*Material provided:*

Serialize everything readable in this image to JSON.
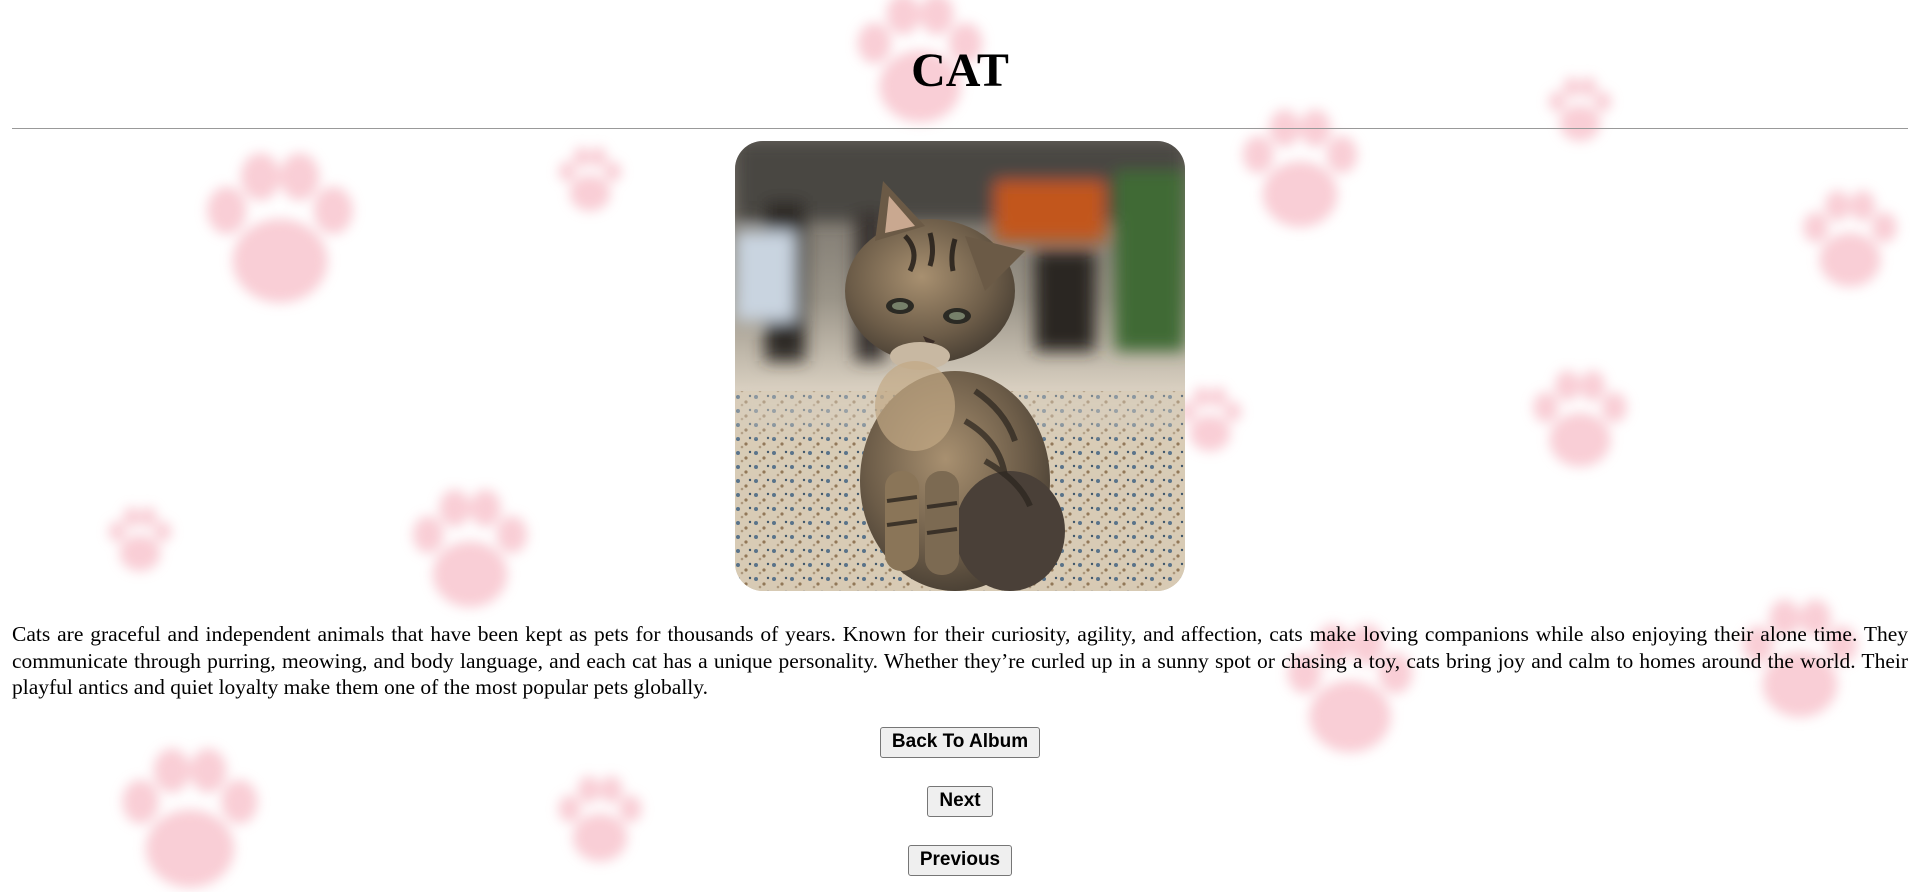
{
  "page": {
    "title": "CAT",
    "description": "Cats are graceful and independent animals that have been kept as pets for thousands of years. Known for their curiosity, agility, and affection, cats make loving companions while also enjoying their alone time. They communicate through purring, meowing, and body language, and each cat has a unique personality. Whether they’re curled up in a sunny spot or chasing a toy, cats bring joy and calm to homes around the world. Their playful antics and quiet loyalty make them one of the most popular pets globally."
  },
  "buttons": {
    "back_label": "Back To Album",
    "next_label": "Next",
    "previous_label": "Previous"
  },
  "theme": {
    "background": "#ffffff",
    "paw_color": "#f4a6b4",
    "divider_color": "#999999",
    "button_bg": "#efefef",
    "button_border": "#767676"
  },
  "icons": {
    "background_pattern": "paw-print-pattern"
  }
}
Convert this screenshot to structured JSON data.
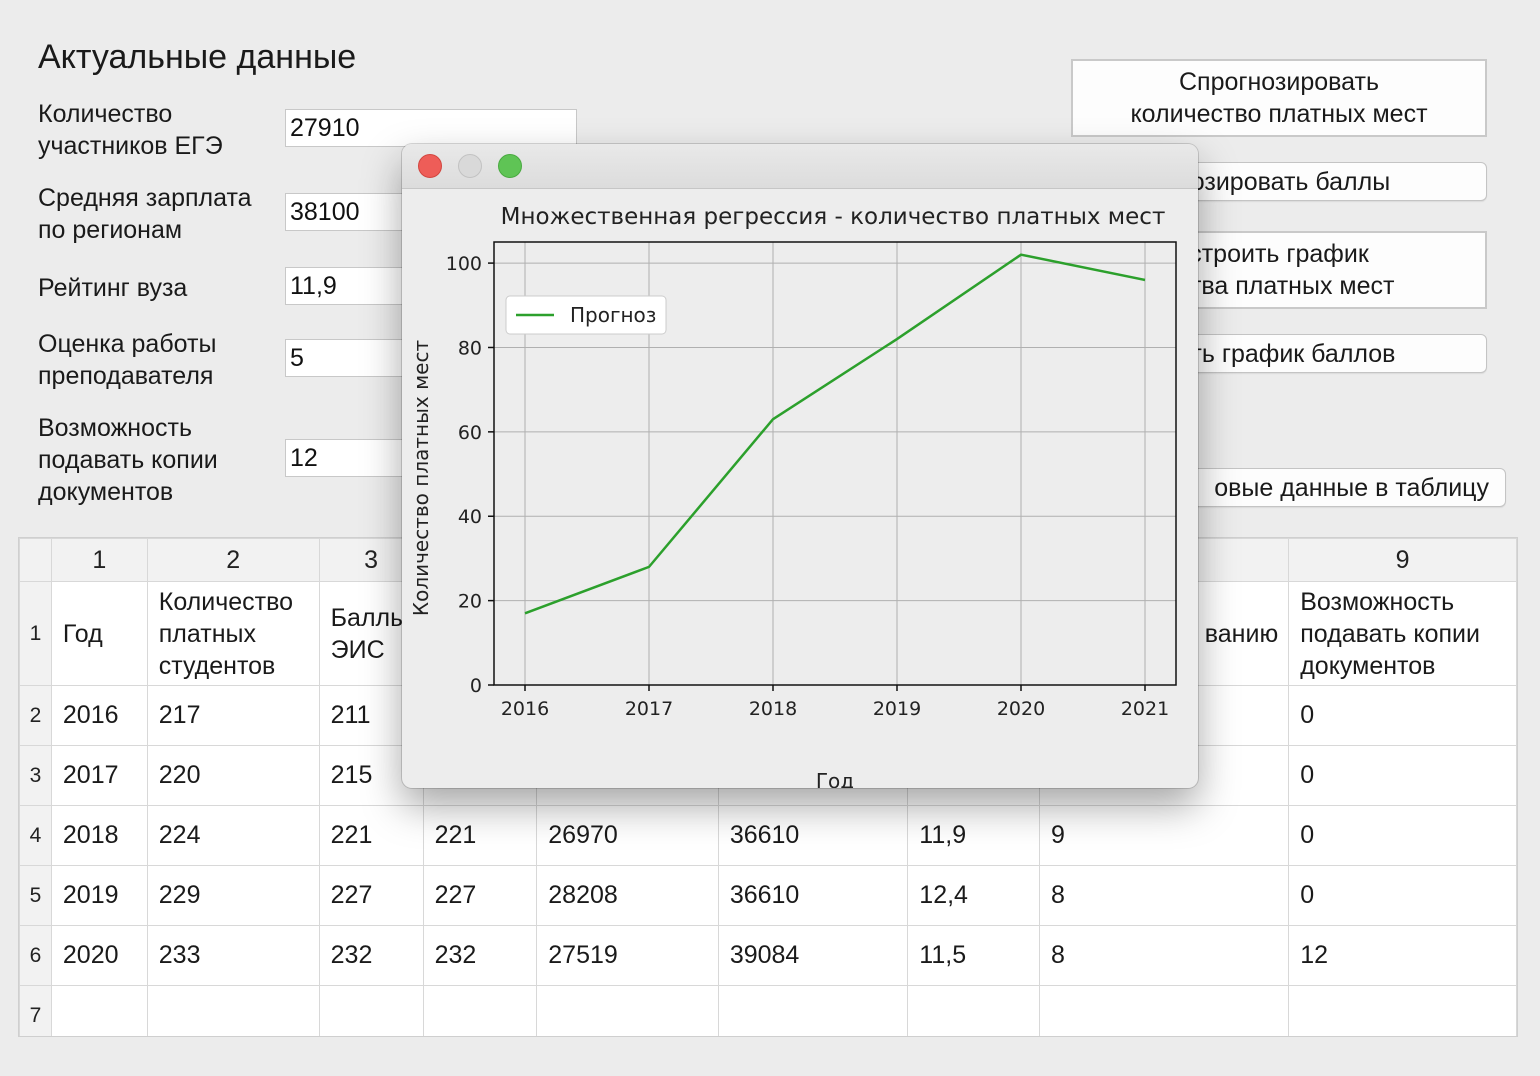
{
  "form": {
    "heading": "Актуальные данные",
    "fields": [
      {
        "label_line1": "Количество",
        "label_line2": "участников ЕГЭ",
        "value": "27910"
      },
      {
        "label_line1": "Средняя зарплата",
        "label_line2": "по регионам",
        "value": "38100"
      },
      {
        "label_line1": "Рейтинг вуза",
        "label_line2": "",
        "value": "11,9"
      },
      {
        "label_line1": "Оценка работы",
        "label_line2": "преподавателя",
        "value": "5"
      },
      {
        "label_line1": "Возможность",
        "label_line2": "подавать копии",
        "label_line3": "документов",
        "value": "12"
      }
    ]
  },
  "buttons": {
    "predict_places_line1": "Спрогнозировать",
    "predict_places_line2": "количество платных мест",
    "predict_scores": "гнозировать баллы",
    "plot_places_line1": "строить график",
    "plot_places_line2": "ества платных мест",
    "plot_scores": "оить график баллов",
    "add_data": "овые данные в таблицу"
  },
  "table": {
    "col_numbers": [
      "1",
      "2",
      "3",
      "",
      "",
      "",
      "",
      "",
      "9"
    ],
    "header_row_number": "1",
    "header_cells": [
      "Год",
      "Количество платных студентов",
      "Баллы ЭИС",
      "",
      "",
      "",
      "",
      "теля по ванию",
      "Возможность подавать копии документов"
    ],
    "rows": [
      {
        "n": "2",
        "cells": [
          "2016",
          "217",
          "211",
          "",
          "",
          "",
          "",
          "",
          "0"
        ]
      },
      {
        "n": "3",
        "cells": [
          "2017",
          "220",
          "215",
          "",
          "",
          "",
          "",
          "",
          "0"
        ]
      },
      {
        "n": "4",
        "cells": [
          "2018",
          "224",
          "221",
          "221",
          "26970",
          "36610",
          "11,9",
          "9",
          "0"
        ]
      },
      {
        "n": "5",
        "cells": [
          "2019",
          "229",
          "227",
          "227",
          "28208",
          "36610",
          "12,4",
          "8",
          "0"
        ]
      },
      {
        "n": "6",
        "cells": [
          "2020",
          "233",
          "232",
          "232",
          "27519",
          "39084",
          "11,5",
          "8",
          "12"
        ]
      },
      {
        "n": "7",
        "cells": [
          "",
          "",
          "",
          "",
          "",
          "",
          "",
          "",
          ""
        ]
      }
    ]
  },
  "chart_data": {
    "type": "line",
    "title": "Множественная регрессия - количество платных мест",
    "xlabel": "Год",
    "ylabel": "Количество платных мест",
    "x": [
      2016,
      2017,
      2018,
      2019,
      2020,
      2021
    ],
    "series": [
      {
        "name": "Прогноз",
        "values": [
          17,
          28,
          63,
          82,
          102,
          96
        ],
        "color": "#2ca02c"
      }
    ],
    "xlim": [
      2016,
      2021
    ],
    "ylim": [
      0,
      105
    ],
    "yticks": [
      0,
      20,
      40,
      60,
      80,
      100
    ],
    "grid": true,
    "legend": "top-left"
  }
}
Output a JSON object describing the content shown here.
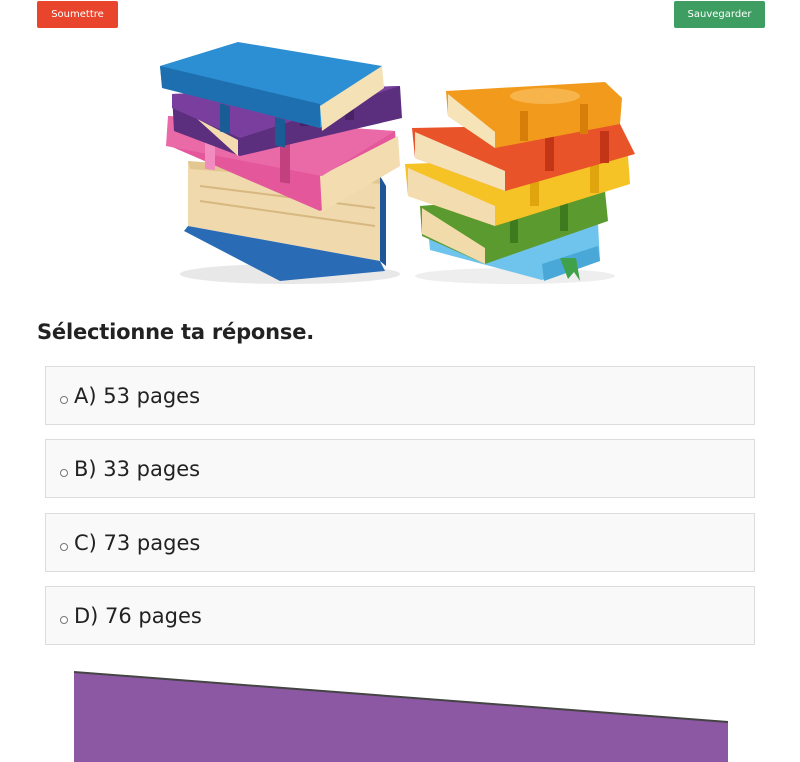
{
  "toolbar": {
    "submit_label": "Soumettre",
    "save_label": "Sauvegarder",
    "submit_color": "#e8452c",
    "save_color": "#3e9e62"
  },
  "illustration": {
    "icon": "books-stack-illustration"
  },
  "question": {
    "prompt": "Sélectionne ta réponse.",
    "options": [
      {
        "label": "A) 53 pages"
      },
      {
        "label": "B) 33 pages"
      },
      {
        "label": "C) 73 pages"
      },
      {
        "label": "D) 76 pages"
      }
    ]
  },
  "decor": {
    "bottom_panel_color": "#8c57a3"
  }
}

*Request:* Copy each line of the listing that holds the word "платных".

*Solution to the problem:*
    "predict_places_line2": "количество платных мест",
    "plot_places_line2": "ества платных мест",
      "Количество платных студентов",
    "title": "Множественная регрессия - количество платных мест",
    "ylabel": "Количество платных мест",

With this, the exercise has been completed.